***** Data for the task *****

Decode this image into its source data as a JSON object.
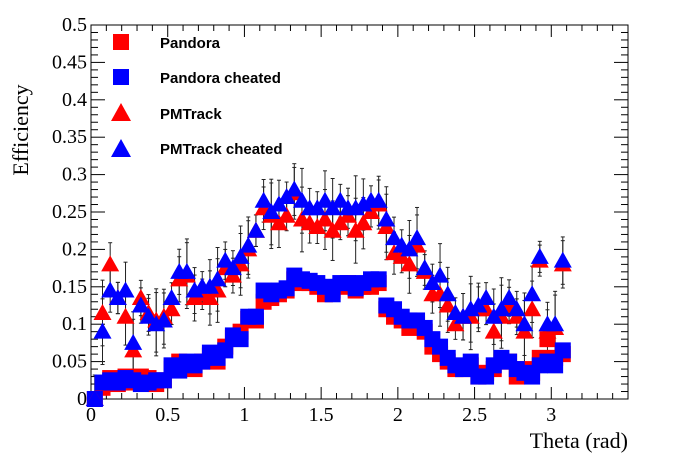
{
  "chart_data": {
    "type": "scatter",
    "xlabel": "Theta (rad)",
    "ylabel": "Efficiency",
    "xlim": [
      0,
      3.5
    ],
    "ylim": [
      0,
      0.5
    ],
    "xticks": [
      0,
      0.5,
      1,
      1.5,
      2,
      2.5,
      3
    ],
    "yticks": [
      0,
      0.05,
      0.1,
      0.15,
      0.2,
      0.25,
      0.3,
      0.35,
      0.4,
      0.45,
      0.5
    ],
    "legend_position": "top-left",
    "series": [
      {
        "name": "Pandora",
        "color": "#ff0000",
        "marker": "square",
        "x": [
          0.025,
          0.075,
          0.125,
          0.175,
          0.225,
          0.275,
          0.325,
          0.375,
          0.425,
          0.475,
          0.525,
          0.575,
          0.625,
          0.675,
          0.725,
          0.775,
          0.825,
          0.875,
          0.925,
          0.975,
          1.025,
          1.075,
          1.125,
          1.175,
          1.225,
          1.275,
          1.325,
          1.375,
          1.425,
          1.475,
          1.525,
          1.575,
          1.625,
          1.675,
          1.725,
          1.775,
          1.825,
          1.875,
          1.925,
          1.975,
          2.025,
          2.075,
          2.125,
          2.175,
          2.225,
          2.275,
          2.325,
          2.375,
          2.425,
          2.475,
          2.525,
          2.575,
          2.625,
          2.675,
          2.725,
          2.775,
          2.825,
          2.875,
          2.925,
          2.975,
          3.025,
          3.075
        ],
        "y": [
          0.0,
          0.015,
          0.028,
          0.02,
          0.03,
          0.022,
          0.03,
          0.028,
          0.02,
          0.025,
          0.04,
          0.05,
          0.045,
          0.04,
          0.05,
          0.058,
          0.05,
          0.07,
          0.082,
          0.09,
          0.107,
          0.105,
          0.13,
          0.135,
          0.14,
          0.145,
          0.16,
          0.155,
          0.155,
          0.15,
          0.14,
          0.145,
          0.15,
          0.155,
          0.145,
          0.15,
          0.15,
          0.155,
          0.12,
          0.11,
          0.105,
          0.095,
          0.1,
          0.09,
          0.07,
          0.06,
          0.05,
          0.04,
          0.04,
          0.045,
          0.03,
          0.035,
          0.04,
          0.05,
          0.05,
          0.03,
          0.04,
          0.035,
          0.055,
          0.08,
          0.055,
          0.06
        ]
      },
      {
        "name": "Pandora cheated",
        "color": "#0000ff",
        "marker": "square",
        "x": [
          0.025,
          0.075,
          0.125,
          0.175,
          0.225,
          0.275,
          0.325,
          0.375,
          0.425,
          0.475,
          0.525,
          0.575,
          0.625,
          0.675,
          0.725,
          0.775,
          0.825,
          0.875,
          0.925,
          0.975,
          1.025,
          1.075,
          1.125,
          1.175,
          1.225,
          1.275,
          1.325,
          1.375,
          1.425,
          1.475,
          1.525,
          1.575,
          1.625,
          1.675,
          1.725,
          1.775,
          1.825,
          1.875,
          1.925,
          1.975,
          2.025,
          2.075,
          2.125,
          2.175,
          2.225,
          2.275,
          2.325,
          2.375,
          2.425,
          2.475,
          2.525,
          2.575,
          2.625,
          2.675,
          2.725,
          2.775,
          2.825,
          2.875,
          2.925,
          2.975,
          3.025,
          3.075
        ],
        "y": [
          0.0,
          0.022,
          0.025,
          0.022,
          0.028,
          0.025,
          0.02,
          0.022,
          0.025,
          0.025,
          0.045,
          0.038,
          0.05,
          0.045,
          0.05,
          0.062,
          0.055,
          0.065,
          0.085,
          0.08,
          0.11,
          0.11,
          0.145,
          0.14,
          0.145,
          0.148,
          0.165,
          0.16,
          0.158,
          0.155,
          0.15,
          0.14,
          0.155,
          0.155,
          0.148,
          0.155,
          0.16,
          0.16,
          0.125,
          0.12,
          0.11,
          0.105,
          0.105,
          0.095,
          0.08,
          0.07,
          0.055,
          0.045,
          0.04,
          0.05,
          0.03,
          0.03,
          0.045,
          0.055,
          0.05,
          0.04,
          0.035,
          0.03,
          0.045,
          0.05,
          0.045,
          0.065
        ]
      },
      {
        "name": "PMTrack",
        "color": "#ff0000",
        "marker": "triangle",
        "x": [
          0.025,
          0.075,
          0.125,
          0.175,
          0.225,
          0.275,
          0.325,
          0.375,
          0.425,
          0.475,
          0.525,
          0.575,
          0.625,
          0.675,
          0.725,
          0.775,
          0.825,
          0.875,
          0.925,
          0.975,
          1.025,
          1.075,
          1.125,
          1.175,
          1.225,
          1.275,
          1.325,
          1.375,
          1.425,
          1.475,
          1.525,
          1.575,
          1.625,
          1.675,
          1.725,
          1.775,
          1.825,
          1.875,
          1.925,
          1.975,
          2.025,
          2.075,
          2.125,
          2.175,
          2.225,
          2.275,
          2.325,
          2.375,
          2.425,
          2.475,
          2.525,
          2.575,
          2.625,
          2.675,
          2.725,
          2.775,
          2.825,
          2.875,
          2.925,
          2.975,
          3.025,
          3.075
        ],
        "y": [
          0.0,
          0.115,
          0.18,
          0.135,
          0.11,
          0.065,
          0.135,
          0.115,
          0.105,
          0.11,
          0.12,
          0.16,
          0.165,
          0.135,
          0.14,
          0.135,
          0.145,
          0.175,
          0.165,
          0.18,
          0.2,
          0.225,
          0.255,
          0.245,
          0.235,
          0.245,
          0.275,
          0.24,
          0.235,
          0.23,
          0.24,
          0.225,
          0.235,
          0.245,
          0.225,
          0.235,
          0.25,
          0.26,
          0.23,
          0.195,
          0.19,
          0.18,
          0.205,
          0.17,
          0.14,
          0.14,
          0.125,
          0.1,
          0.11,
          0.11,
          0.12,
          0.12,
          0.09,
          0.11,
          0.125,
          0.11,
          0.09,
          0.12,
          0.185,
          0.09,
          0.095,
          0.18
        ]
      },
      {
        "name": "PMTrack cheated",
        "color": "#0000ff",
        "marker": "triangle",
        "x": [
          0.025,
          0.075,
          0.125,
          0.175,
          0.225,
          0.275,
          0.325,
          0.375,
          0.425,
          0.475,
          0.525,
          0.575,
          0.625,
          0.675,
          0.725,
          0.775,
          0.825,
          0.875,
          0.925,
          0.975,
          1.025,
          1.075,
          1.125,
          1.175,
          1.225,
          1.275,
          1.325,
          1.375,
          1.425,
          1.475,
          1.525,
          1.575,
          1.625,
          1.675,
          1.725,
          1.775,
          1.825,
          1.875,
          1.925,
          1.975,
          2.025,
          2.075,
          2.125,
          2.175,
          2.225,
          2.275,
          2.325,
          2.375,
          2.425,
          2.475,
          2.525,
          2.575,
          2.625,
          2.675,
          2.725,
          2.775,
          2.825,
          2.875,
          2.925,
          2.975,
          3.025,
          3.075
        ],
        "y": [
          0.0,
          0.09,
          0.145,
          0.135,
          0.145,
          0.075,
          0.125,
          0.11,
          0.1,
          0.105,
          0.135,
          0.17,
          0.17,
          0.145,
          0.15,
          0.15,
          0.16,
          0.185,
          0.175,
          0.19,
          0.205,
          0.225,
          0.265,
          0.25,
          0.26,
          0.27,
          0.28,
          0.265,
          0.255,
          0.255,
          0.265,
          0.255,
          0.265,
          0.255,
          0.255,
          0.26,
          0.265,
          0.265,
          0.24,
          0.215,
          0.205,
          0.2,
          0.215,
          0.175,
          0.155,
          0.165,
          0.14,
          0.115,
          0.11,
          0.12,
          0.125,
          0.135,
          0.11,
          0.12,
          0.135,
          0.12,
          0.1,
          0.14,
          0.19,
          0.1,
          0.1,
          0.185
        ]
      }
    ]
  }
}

*****
***** Data for the task *****

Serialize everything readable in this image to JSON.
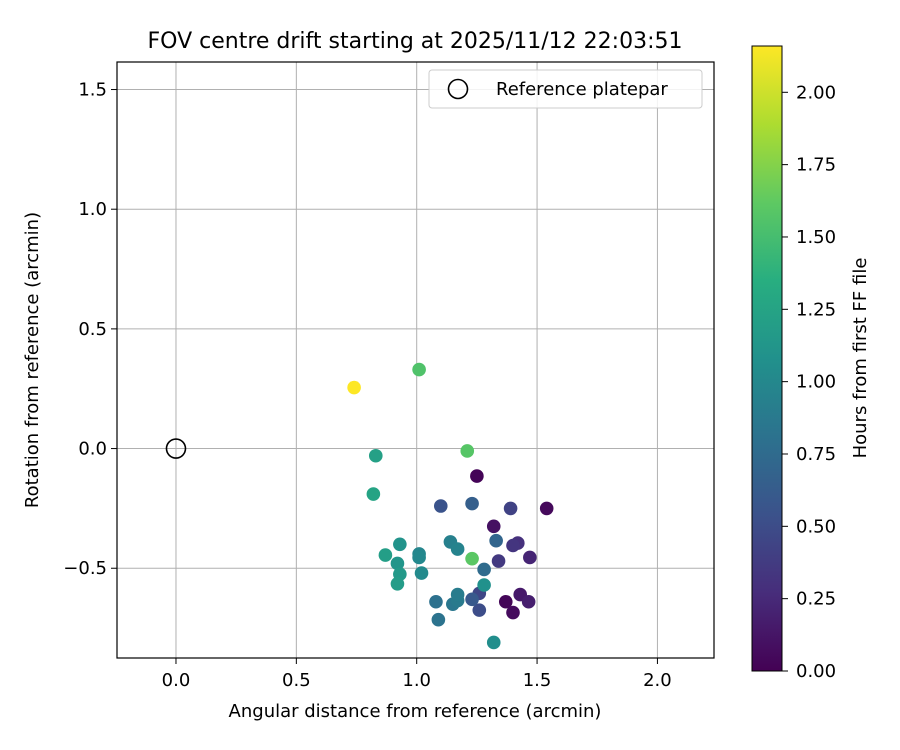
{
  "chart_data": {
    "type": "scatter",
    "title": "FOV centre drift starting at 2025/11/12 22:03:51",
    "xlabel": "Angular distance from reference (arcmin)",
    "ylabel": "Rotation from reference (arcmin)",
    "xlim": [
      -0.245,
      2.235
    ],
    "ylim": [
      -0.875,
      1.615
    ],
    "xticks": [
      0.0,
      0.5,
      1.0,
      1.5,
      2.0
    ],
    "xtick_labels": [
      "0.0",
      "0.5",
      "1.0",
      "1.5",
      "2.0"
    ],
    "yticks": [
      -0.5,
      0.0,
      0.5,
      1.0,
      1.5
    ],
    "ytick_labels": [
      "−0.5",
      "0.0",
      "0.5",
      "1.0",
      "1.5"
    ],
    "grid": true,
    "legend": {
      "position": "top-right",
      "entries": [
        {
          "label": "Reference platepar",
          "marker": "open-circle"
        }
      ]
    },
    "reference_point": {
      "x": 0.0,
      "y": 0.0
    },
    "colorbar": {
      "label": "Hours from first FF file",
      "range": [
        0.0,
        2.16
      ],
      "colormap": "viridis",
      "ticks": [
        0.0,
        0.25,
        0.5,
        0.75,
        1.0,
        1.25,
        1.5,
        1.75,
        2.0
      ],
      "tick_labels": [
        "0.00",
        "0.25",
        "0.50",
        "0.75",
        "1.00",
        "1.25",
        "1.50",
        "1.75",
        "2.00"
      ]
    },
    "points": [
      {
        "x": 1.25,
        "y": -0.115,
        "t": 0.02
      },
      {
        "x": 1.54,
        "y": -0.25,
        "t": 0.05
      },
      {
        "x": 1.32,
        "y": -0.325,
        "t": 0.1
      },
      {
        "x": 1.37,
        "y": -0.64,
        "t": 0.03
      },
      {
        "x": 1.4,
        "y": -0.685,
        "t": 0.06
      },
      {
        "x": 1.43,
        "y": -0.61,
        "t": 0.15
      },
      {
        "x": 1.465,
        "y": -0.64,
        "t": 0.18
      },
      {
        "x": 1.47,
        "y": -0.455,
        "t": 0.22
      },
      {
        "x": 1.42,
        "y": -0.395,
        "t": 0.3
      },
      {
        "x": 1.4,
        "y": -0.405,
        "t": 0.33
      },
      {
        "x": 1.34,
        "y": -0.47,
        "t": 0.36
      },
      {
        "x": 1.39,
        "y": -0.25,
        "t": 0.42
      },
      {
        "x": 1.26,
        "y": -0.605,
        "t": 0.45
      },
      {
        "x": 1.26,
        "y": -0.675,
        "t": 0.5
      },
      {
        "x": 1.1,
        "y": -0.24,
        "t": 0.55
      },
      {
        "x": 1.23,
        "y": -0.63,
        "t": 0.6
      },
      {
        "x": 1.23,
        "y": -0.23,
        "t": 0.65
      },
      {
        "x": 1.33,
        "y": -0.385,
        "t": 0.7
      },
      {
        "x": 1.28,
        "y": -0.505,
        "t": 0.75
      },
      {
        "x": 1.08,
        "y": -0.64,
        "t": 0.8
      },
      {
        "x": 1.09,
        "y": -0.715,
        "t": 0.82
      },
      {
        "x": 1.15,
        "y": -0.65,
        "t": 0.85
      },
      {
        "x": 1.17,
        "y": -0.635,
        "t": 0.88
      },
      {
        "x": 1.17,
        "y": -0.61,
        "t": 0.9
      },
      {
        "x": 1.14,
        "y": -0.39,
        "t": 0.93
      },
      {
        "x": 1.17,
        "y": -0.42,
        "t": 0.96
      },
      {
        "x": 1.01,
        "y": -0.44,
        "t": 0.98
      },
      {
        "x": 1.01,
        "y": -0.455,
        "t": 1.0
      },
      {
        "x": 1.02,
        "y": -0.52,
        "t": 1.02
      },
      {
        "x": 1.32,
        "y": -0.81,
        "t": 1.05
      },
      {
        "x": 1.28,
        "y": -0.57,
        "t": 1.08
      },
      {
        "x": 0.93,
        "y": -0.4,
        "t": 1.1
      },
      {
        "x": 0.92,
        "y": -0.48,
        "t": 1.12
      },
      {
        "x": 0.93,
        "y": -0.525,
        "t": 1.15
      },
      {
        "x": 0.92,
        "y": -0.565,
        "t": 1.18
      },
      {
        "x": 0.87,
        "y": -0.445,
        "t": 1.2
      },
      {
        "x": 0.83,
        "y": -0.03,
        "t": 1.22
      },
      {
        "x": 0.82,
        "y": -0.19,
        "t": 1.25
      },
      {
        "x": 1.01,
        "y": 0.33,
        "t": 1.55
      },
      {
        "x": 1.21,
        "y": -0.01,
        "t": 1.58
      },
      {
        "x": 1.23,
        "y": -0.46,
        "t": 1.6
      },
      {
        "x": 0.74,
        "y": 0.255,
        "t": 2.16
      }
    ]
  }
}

*****
***** Data for the task *****

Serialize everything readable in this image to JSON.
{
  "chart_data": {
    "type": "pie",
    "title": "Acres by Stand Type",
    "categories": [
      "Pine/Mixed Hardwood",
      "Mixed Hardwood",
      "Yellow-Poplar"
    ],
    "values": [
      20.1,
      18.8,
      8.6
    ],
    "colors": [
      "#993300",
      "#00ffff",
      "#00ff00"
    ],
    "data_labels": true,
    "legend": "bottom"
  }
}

*****

■ Your instructions ■
Copy every line that contains the string "name".

■ Response to the task ■
        "name": "Pandora",
        "name": "Pandora cheated",
        "name": "PMTrack",
        "name": "PMTrack cheated",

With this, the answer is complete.